[Data entries]
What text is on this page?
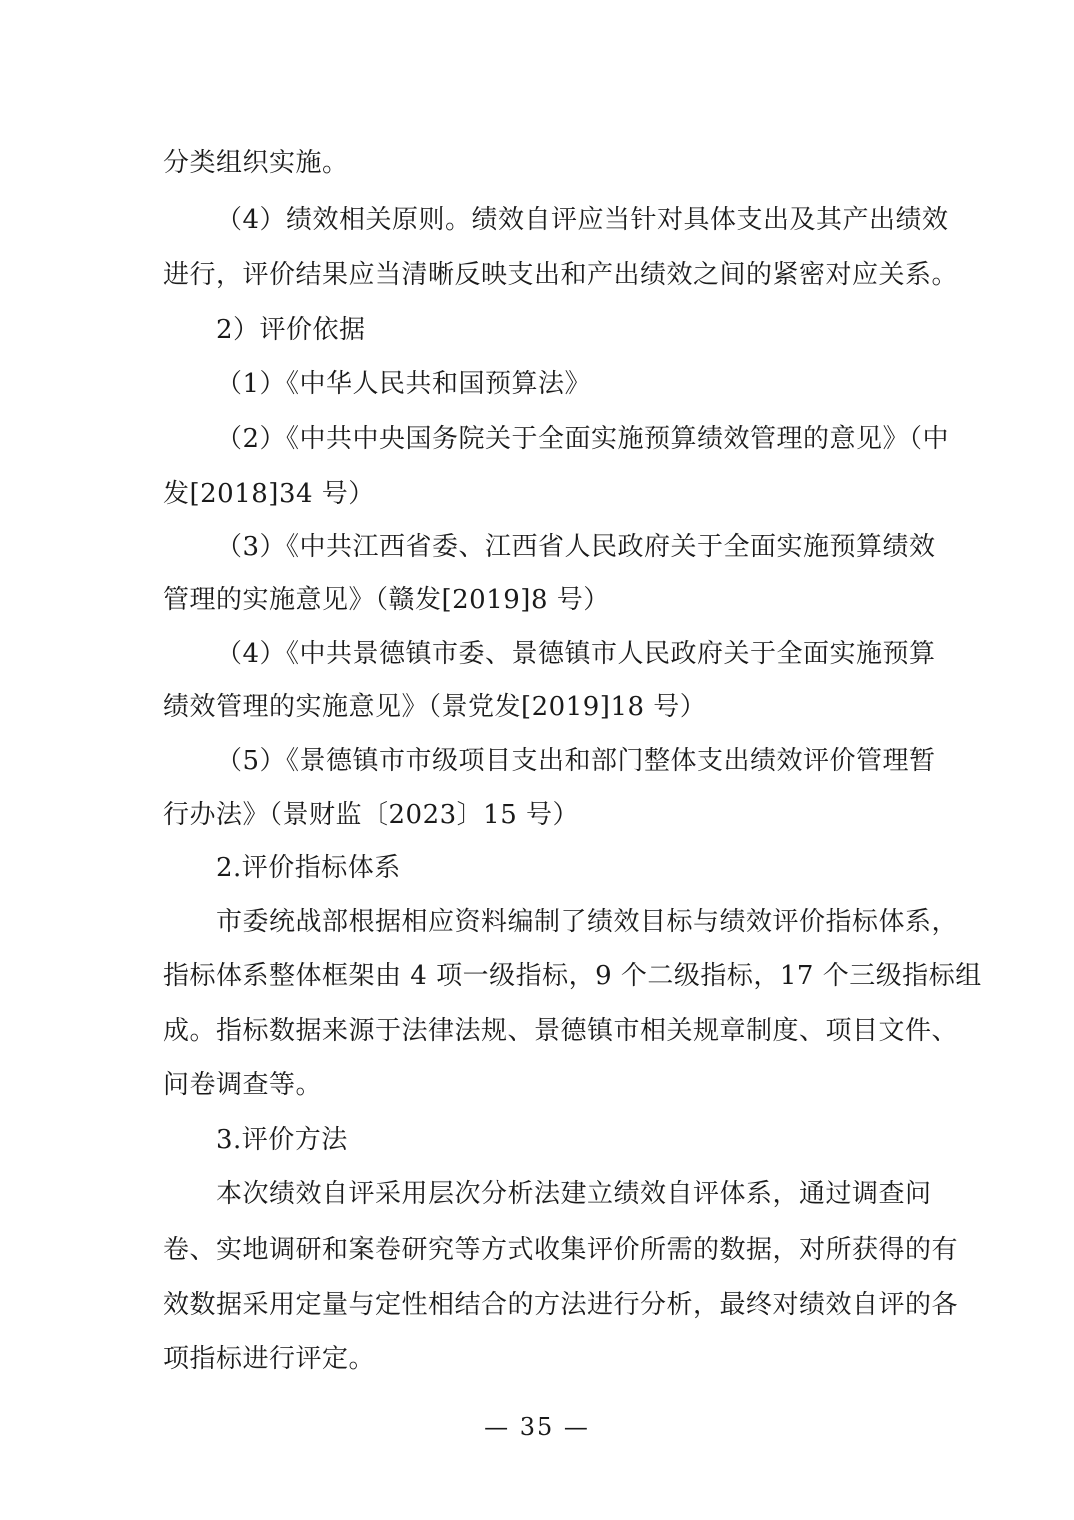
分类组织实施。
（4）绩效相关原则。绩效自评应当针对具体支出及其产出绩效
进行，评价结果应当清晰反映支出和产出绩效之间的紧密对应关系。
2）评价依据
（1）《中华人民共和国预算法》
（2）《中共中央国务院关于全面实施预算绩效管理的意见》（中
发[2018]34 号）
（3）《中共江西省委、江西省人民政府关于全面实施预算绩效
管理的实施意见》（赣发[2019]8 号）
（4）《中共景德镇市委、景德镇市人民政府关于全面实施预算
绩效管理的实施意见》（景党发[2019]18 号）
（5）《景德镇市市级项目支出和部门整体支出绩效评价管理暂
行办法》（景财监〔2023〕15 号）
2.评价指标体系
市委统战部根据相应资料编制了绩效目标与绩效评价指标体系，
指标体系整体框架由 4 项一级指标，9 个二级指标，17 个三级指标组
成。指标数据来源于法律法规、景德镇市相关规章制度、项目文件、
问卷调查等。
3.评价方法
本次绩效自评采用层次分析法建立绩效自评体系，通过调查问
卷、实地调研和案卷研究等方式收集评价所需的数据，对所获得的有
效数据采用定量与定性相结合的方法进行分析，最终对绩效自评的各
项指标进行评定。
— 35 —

What this task involves :: Every entry must be reproduced exactly, with the images left out.

Written answer ::
What text is on this page?
分类组织实施。
（4）绩效相关原则。绩效自评应当针对具体支出及其产出绩效
进行，评价结果应当清晰反映支出和产出绩效之间的紧密对应关系。
2）评价依据
（1）《中华人民共和国预算法》
（2）《中共中央国务院关于全面实施预算绩效管理的意见》（中
发[2018]34 号）
（3）《中共江西省委、江西省人民政府关于全面实施预算绩效
管理的实施意见》（赣发[2019]8 号）
（4）《中共景德镇市委、景德镇市人民政府关于全面实施预算
绩效管理的实施意见》（景党发[2019]18 号）
（5）《景德镇市市级项目支出和部门整体支出绩效评价管理暂
行办法》（景财监〔2023〕15 号）
2.评价指标体系
市委统战部根据相应资料编制了绩效目标与绩效评价指标体系，
指标体系整体框架由 4 项一级指标，9 个二级指标，17 个三级指标组
成。指标数据来源于法律法规、景德镇市相关规章制度、项目文件、
问卷调查等。
3.评价方法
本次绩效自评采用层次分析法建立绩效自评体系，通过调查问
卷、实地调研和案卷研究等方式收集评价所需的数据，对所获得的有
效数据采用定量与定性相结合的方法进行分析，最终对绩效自评的各
项指标进行评定。
— 35 —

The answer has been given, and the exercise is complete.